START Stored rows

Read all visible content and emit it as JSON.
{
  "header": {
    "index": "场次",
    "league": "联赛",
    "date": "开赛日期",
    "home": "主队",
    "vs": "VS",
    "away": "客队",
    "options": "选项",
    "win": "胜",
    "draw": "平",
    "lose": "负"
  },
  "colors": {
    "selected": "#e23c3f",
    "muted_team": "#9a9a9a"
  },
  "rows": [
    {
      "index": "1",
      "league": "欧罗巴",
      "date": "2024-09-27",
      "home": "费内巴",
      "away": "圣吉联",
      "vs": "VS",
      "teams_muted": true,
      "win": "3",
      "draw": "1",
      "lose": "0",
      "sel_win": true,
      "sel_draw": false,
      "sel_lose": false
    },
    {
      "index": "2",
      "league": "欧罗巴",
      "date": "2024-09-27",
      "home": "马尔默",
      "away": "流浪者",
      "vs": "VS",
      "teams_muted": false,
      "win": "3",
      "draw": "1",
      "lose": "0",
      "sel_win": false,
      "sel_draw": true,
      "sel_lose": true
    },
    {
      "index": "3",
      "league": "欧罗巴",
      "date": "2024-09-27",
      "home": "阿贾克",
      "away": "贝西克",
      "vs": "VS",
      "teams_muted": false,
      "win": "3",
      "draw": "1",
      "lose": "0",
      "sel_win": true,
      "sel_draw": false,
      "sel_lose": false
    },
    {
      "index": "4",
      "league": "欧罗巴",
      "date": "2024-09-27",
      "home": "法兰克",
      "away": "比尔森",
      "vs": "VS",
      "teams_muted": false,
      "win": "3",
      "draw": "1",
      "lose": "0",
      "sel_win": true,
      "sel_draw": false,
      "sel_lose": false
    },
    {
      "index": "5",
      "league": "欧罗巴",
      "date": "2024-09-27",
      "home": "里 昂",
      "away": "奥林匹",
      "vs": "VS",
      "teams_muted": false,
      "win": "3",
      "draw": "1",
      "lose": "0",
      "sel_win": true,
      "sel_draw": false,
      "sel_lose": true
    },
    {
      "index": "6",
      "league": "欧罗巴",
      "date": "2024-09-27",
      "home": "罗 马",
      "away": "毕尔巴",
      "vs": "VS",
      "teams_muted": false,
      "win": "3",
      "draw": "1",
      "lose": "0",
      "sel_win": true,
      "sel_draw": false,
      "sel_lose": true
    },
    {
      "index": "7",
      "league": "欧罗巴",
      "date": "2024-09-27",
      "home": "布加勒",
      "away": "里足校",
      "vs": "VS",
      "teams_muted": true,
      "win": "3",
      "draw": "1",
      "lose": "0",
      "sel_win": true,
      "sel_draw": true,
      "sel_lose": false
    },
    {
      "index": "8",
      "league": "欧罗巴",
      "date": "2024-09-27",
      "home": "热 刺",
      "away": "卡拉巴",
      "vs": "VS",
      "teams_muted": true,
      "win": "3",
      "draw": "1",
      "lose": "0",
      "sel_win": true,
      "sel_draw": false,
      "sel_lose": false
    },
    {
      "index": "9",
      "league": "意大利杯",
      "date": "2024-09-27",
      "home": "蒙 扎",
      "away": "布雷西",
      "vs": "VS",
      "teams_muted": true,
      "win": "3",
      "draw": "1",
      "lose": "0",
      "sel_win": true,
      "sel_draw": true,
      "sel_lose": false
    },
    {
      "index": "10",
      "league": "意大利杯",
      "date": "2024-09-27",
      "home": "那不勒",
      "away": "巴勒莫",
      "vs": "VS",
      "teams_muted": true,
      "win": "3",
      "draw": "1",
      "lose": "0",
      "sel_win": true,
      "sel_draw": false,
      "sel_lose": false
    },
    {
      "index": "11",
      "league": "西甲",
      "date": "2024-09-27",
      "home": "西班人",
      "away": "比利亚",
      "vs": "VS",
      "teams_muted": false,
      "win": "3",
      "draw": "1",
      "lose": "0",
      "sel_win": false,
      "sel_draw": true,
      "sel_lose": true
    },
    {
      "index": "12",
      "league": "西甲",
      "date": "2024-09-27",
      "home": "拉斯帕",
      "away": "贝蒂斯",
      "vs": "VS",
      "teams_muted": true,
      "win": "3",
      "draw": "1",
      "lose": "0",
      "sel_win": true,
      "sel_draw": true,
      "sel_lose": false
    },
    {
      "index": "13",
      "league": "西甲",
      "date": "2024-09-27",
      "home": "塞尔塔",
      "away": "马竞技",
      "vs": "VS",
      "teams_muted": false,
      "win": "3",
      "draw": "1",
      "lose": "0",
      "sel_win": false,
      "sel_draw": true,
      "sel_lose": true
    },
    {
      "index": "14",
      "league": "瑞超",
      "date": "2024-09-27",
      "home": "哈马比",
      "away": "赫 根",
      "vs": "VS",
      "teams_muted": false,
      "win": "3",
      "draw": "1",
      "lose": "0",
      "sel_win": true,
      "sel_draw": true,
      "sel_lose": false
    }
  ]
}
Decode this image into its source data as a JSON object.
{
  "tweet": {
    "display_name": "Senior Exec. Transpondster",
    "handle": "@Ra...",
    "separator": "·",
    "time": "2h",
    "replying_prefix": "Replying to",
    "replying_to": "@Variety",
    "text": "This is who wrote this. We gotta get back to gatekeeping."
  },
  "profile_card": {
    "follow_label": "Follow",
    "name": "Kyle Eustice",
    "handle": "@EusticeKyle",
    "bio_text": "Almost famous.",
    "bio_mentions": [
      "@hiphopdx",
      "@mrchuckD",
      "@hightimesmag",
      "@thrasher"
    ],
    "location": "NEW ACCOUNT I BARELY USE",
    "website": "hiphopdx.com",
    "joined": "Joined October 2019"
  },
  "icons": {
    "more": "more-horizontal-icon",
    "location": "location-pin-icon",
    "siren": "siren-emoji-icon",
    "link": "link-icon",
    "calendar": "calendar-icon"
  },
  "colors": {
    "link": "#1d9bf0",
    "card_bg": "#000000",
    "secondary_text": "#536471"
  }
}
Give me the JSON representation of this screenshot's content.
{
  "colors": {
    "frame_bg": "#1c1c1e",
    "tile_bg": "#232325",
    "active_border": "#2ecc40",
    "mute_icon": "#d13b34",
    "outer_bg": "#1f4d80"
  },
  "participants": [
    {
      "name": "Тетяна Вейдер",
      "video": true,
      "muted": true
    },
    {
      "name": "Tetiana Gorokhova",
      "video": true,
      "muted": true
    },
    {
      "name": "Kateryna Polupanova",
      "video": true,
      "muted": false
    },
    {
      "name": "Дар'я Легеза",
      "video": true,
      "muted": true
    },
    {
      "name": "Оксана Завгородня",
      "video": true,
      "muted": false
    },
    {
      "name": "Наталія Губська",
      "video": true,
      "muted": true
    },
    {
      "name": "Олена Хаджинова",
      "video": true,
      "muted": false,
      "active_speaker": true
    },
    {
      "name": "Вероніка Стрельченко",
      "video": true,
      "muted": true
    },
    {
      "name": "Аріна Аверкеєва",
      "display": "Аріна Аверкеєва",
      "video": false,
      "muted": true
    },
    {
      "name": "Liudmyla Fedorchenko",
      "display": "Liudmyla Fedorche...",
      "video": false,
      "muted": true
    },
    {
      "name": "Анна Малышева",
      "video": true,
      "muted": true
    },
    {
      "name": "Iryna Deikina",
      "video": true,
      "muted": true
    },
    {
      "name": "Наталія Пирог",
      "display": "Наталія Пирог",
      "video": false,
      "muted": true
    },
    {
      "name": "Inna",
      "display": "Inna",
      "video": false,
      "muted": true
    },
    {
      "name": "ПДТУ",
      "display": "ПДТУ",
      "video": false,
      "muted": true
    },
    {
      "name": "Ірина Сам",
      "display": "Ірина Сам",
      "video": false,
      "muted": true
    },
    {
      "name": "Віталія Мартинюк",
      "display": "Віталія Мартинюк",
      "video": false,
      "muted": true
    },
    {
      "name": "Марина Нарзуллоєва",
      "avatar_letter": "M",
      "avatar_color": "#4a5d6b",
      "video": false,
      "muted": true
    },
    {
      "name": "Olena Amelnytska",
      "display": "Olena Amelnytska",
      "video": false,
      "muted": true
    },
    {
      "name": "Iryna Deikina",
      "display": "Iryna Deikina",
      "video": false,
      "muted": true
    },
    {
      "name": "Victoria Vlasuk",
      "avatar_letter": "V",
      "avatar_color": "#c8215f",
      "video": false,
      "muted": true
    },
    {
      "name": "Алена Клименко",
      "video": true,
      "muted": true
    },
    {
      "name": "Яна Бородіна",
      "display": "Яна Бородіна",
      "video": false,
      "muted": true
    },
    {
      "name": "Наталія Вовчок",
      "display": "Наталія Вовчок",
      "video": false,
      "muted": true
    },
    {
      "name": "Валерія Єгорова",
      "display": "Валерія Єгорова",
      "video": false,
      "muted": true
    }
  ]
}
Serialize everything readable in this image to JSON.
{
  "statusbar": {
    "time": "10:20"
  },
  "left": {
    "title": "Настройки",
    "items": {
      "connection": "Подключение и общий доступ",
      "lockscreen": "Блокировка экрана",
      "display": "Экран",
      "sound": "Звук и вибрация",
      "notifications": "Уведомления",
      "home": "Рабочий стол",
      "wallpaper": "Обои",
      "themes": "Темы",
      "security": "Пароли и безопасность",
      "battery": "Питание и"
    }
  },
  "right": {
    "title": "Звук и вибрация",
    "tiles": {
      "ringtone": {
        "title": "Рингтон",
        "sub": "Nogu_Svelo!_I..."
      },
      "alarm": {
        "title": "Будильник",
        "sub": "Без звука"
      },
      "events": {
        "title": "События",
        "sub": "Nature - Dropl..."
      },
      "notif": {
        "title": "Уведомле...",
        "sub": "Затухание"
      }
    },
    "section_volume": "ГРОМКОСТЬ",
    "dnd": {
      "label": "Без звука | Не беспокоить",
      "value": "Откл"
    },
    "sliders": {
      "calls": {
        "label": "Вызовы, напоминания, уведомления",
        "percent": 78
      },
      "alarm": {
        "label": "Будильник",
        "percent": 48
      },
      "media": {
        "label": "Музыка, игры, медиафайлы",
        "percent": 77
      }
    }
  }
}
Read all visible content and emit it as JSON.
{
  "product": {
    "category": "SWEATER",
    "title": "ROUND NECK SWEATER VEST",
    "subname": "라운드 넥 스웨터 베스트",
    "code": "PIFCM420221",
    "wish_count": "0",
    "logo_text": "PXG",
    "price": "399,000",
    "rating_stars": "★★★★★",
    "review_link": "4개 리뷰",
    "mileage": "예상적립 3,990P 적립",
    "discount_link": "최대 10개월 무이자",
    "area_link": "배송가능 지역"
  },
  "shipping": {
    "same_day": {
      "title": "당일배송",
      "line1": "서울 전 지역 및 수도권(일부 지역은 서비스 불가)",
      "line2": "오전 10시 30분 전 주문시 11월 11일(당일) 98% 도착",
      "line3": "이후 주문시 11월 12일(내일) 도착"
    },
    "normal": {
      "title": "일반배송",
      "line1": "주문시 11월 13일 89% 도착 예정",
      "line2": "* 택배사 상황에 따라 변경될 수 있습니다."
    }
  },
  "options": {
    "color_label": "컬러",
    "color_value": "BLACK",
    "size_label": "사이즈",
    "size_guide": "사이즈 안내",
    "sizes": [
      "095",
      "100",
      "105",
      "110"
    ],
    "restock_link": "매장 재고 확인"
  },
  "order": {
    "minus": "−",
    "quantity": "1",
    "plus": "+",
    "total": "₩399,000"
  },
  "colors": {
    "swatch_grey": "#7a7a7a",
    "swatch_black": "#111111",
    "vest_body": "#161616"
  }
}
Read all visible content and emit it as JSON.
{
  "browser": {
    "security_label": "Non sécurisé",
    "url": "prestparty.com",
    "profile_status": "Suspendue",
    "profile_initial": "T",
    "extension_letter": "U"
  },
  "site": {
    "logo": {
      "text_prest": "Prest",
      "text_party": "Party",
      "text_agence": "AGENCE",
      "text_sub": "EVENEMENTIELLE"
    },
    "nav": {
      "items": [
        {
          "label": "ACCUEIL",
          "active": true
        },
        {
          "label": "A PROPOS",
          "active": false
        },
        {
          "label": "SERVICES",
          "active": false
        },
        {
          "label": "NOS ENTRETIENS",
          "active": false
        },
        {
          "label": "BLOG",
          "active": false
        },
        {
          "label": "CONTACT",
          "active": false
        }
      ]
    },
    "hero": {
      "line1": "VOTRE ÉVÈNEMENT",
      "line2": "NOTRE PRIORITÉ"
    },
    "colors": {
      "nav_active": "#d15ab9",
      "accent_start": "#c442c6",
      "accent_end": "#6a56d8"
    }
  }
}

END Stored rows

§ **Prompt**: Each line above that includes "Пирог" counts once; state the total and nothing more.

§ **Exercise answer**: 2